_Stated task 1_
In the records, starting at the line containing "- x-tick-label: 40%: [419, 576, 455, 599]" and ending at the end of the records, rename "legend-label" to "legend-text" and change nothing else. Give back only those lines, without the pictures.

_Document extract_
==============================

Back in Pune (it was just too cold in Dehradun!), I found out that my hosts from my last visit actually have two different agriculture projects going on! They are very cool projects, if I were them I would have been bragging all the time. But anyway, now that I’ve come back for a few days I got to go visit each of the farms.
The first was started in the 70s for, it seems, two reasons. It was created as a trial project to see how water use could be more efficient (conserving water and creating agriculture in typically dry places simultaneously) and fairly distributed (in Environmentalist speak this is “water democracy”). Sucess of the project in villages meant that it would actually be labor and cost effective to continue farming, which helped slow the exodus from the countryside (people from the village had moved into the city and were set to work by the government literally breaking stones for lack of other employment). The founder of the project wrangled up some engineering students, did a bunch of surveys on what would be needed in different villages, convinced the government to give some test land (which of course was some dry sloping land that no one wanted, got funding from a charitable organization, and set to work setting up the water project. What resulted was basically a big dam to catch water at the bottom of the slope during monsoon season, and trees to keep the soil in place during the same monsoons. It added a huge amount of available water to the village farmers, and was distributed to them based on water for 1.5 acres per person in the family (the estimate of how much land a single person could work on an organic traditional farm),assuming the recipient agreed to not grow water intensive cash crops like sugarcane. So the associated farms now grow food crops that people in the area use in everyday cooking (wheat, tomatoes, greens, etc), and what they don’t use themselves they sell in Pune or Mumbai.

==============================

_Task inputs_
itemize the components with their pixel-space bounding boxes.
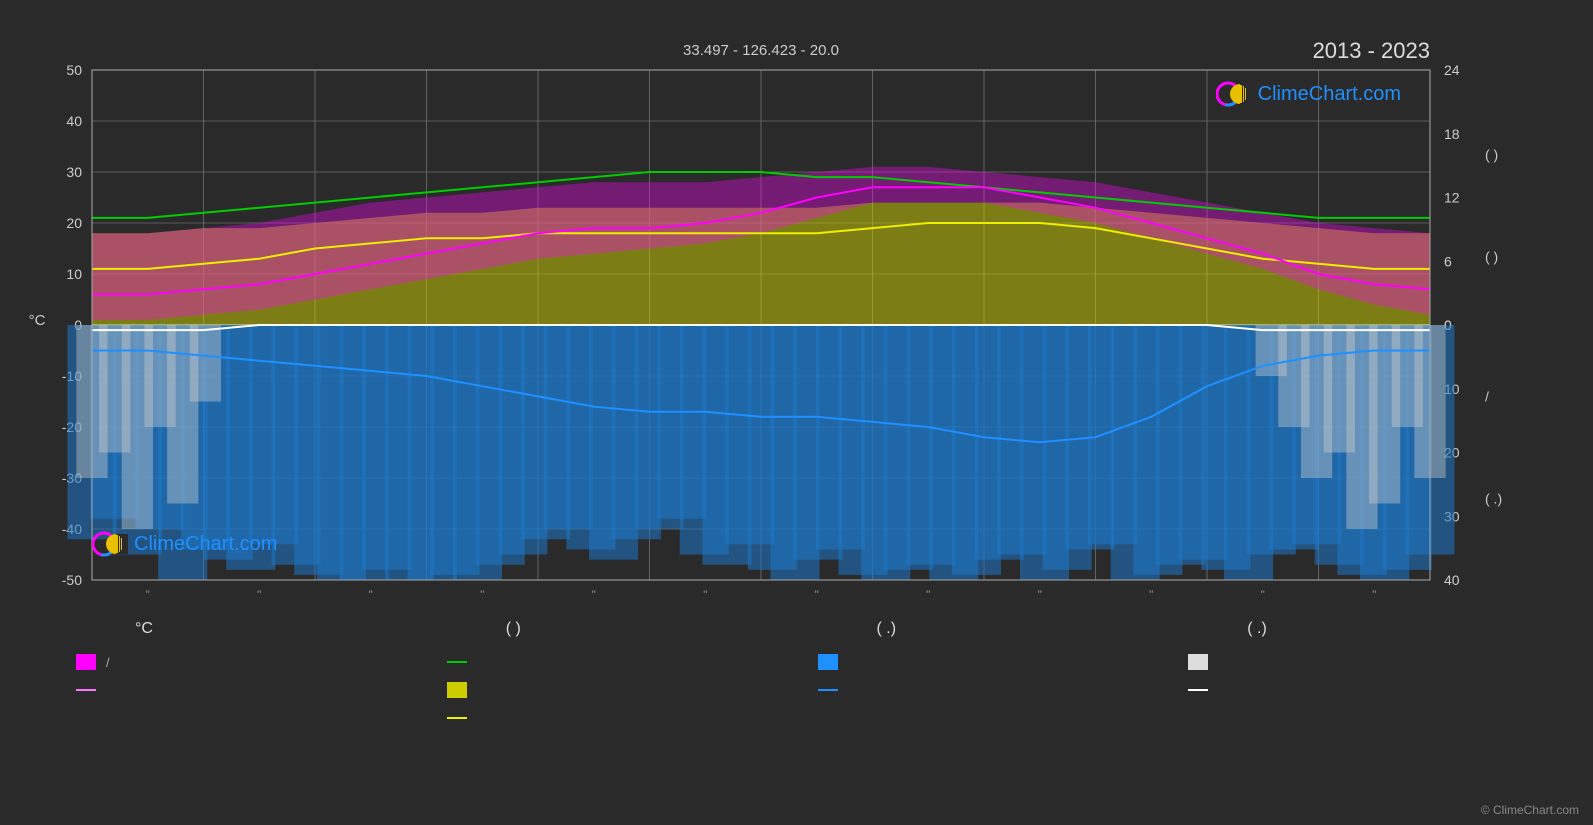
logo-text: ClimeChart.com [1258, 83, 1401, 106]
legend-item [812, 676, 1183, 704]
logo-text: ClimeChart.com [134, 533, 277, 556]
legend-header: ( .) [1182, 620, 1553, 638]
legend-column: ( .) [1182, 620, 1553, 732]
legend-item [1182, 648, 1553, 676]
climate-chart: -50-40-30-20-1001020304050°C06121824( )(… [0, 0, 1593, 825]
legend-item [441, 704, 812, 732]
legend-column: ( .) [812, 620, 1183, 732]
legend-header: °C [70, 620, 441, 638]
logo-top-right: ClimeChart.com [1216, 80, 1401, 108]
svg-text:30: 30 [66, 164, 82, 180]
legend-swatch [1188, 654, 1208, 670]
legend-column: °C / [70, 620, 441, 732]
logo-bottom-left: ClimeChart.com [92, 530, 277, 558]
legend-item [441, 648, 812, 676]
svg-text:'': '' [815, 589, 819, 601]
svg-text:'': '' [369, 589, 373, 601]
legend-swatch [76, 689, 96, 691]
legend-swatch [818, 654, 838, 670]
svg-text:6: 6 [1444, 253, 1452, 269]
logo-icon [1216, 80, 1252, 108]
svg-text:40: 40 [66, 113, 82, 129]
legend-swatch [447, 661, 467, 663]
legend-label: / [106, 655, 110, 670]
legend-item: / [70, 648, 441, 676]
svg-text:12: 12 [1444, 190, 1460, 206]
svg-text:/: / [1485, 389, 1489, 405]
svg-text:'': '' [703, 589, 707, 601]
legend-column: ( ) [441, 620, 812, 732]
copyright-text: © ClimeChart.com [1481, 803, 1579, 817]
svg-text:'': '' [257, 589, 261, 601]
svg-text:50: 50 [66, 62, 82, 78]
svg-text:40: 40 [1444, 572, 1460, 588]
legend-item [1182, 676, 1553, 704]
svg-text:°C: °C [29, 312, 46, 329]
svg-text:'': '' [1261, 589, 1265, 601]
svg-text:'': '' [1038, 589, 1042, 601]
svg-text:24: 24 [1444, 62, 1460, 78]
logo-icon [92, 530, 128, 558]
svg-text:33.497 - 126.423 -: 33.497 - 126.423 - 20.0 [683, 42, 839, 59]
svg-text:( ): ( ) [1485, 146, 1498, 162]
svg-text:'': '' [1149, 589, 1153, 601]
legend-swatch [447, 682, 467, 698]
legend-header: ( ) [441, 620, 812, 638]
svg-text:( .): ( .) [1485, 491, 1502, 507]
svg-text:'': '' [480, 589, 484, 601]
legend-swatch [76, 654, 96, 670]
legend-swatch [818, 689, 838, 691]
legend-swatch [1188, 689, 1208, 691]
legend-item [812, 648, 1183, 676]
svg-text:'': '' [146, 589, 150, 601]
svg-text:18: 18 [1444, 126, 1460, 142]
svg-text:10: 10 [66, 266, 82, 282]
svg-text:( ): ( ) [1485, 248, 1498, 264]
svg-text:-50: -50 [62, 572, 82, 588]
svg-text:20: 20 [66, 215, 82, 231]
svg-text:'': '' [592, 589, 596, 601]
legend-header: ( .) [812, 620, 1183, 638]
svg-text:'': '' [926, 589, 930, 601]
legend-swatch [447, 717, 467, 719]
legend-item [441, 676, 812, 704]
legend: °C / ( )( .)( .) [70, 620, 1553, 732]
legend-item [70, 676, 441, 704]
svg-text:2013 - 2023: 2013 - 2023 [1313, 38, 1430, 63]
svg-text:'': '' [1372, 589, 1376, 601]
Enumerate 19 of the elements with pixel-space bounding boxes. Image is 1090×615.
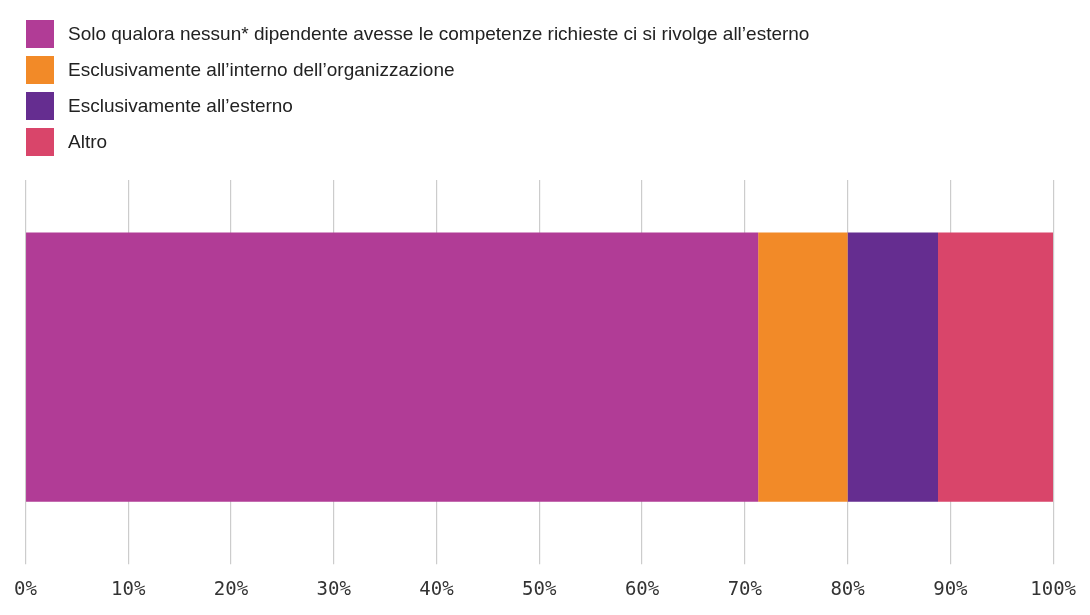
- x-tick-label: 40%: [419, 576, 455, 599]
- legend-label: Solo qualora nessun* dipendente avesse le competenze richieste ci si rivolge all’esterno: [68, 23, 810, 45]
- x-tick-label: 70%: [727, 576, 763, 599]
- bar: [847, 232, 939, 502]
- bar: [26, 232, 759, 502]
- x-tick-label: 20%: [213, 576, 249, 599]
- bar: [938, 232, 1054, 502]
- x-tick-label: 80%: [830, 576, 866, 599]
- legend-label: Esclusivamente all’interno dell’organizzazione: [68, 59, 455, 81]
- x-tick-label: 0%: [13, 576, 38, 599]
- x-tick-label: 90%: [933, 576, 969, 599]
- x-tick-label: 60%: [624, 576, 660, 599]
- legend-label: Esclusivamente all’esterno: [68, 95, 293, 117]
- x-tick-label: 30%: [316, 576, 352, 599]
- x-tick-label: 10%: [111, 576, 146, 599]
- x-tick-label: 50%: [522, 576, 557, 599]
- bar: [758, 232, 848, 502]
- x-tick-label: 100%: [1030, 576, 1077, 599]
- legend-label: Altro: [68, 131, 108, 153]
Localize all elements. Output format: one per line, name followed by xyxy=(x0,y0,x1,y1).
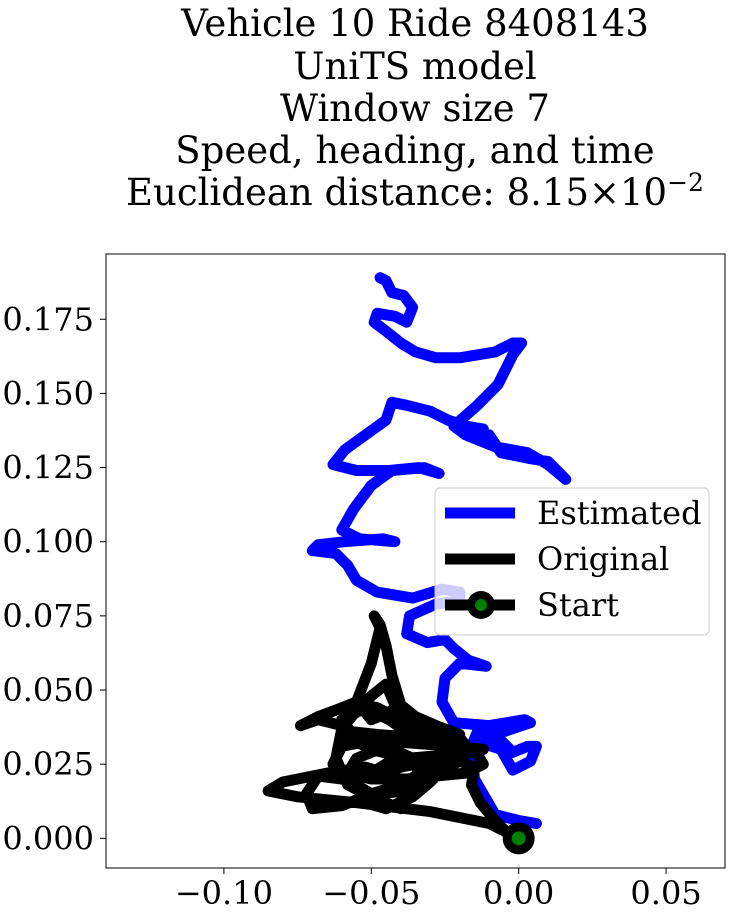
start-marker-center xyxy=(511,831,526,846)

==============================

_Stated task 2_
From the account of the farm projects near Pune, set down the passage starting at "Back in Pune" and ending at "of the farms.", word for word.

_Full answer 1_
- x-tick-label: 40%: [419, 576, 455, 599]
- legend-text: Solo qualora nessun* dipendente avesse le competenze richieste ci si rivolge all’esterno: [68, 23, 810, 45]
- x-tick-label: 70%: [727, 576, 763, 599]
- bar: [847, 232, 939, 502]
- bar: [26, 232, 759, 502]
- x-tick-label: 20%: [213, 576, 249, 599]
- bar: [938, 232, 1054, 502]
- x-tick-label: 80%: [830, 576, 866, 599]
- legend-text: Esclusivamente all’interno dell’organizzazione: [68, 59, 455, 81]
- x-tick-label: 0%: [13, 576, 38, 599]
- x-tick-label: 90%: [933, 576, 969, 599]
- x-tick-label: 60%: [624, 576, 660, 599]
- legend-text: Esclusivamente all’esterno: [68, 95, 293, 117]
- x-tick-label: 30%: [316, 576, 352, 599]
- x-tick-label: 10%: [111, 576, 146, 599]
- x-tick-label: 50%: [522, 576, 557, 599]
- bar: [758, 232, 848, 502]
- x-tick-label: 100%: [1030, 576, 1077, 599]
- legend-text: Altro: [68, 131, 108, 153]
Localize all elements. Output format: one per line, name followed by xyxy=(x0,y0,x1,y1).
start-marker-center xyxy=(511,831,526,846)

_Full answer 2_
Back in Pune (it was just too cold in Dehradun!), I found out that my hosts from my last visit actually have two different agriculture projects going on! They are very cool projects, if I were them I would have been bragging all the time. But anyway, now that I’ve come back for a few days I got to go visit each of the farms.